▶ [WHAT TO WORK ON]: According to the Bezier curve fitting notebook, what will be done if the Python prototype proves insufficient?

▶ [DOCUMENT PASSAGE]:
..........

# Experiment with Bezier curve fitting

This is a Python prototype that might be sufficient. If not, I will port it to C++ and create Python bindings (which I really want to do!).

First, I will experiment w the IAM OnDB Dataset (untransformed sample) and then later with an example obtained from Xournal++.

In [1]:
%load_ext autoreload
%autoreload 2

In [2]:
from pathlib import Path

import matplotlib.pyplot as plt
import pandas as pd
import numpy as np

from src.data.online_handwriting_datasets import IAM_OnDB_Dataset

## Helper functions

These functions are experiments for now and will eventually be moved into the `src/` module.

In [3]:
# TODO

## Load example data

Example data here refers to a single sample that I can experiment with to fit to Bezier curves.

In [None]:
PATH = Path('../data/datasets/IAM-OnDB') # Needs to be parameterised

ds = IAM_OnDB_Dataset(path=PATH, transform=None, limit=100)

Select a particular sample to focus on now:

In [5]:
i_selected = 0

sample = ds[i_selected]

Plot the sample:

In [None]:
plt.figure()
plt.scatter(sample['x'], sample['y'], c=sample['stroke_nr'], s=0.8, cmap='tab20')
plt.title(sample['label'])
plt.xlabel('x')
plt.ylabel('y')
plt.gca().set_aspect('equal')
plt.show()

## Optimise data structure for better experimentation

First, I load the sample into `pandas`. Then, I groupby the sample w.r.t. `stroke_nr` and store the result in a simple list for now.

In [7]:
df = pd.DataFrame.from_dict({
    'x': sample['x'],
    'y': sample['y'],
    't': sample['t'],
    'stroke_nr': sample['stroke_nr'],
})

list_of_strokes = []

for stroke_nr, df_grouped in df.groupby('stroke_nr'):
    list_of_strokes.append({
        'x': df_grouped['x'],
        'y': df_grouped['y'],
        't': df_grouped['t'],
    })

..........

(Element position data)

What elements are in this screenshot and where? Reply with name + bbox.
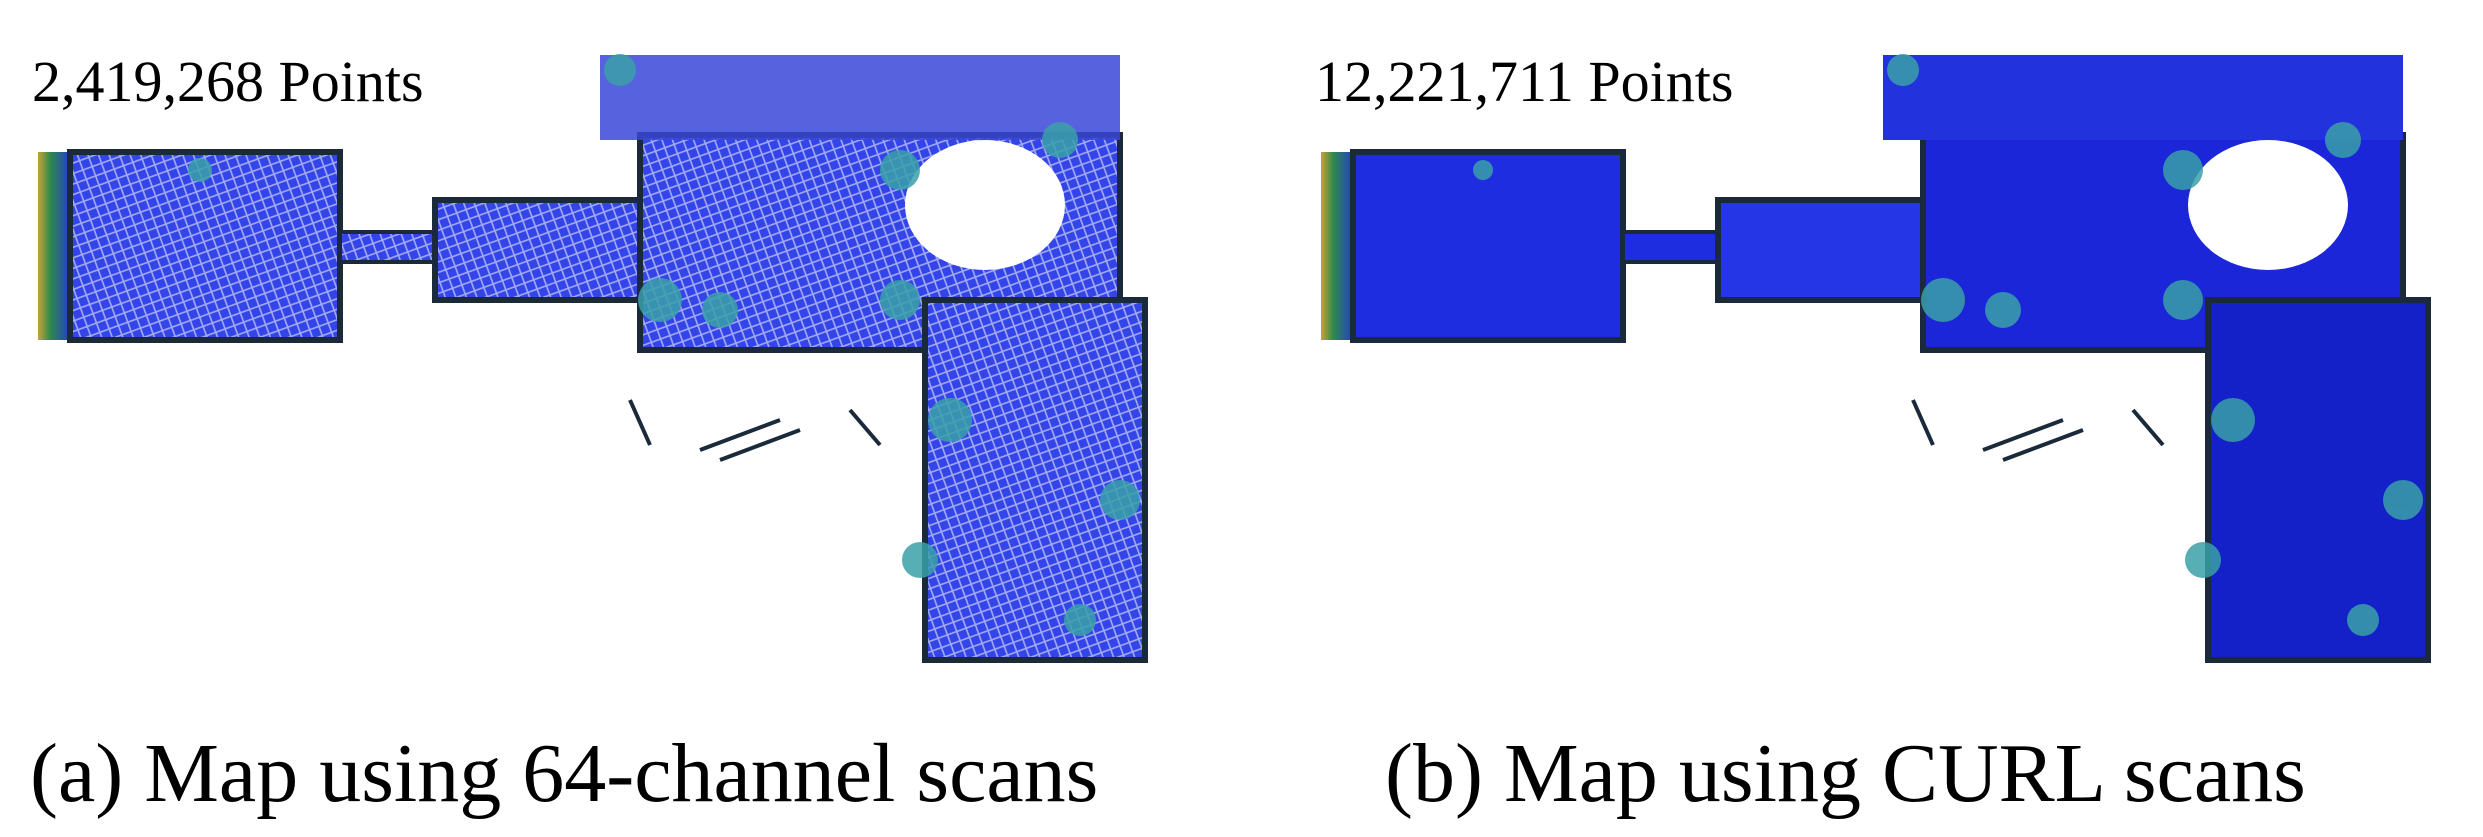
point-count-label: 12,221,711 Points	[1315, 49, 1734, 114]
top-fringe	[600, 55, 1120, 140]
debris	[1911, 399, 2165, 462]
room-left	[67, 149, 343, 343]
map-panel-b: 12,221,711 Points	[1283, 0, 2483, 700]
corridor	[1621, 230, 1720, 264]
map-panel-a: 2,419,268 Points	[0, 0, 1200, 700]
debris	[628, 399, 882, 462]
foliage	[188, 54, 1140, 636]
point-cloud-map-a	[38, 54, 1148, 663]
point-cloud-map-b	[1321, 54, 2431, 663]
gap-area	[905, 140, 1065, 270]
caption-a: (a) Map using 64-channel scans	[30, 727, 1099, 820]
point-count-label: 2,419,268 Points	[32, 49, 424, 114]
caption-b: (b) Map using CURL scans	[1385, 727, 2306, 820]
foliage	[1473, 54, 2423, 636]
corridor	[338, 230, 437, 264]
room-middle	[432, 197, 653, 303]
gap-area	[2188, 140, 2348, 270]
room-left	[1350, 149, 1626, 343]
room-wing	[2205, 297, 2431, 663]
room-middle	[1715, 197, 1936, 303]
top-fringe	[1883, 55, 2403, 140]
room-wing	[922, 297, 1148, 663]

..........

▶ [CORRECT RESPONSE]: It will be ported to C++, and Python bindings will be created for it.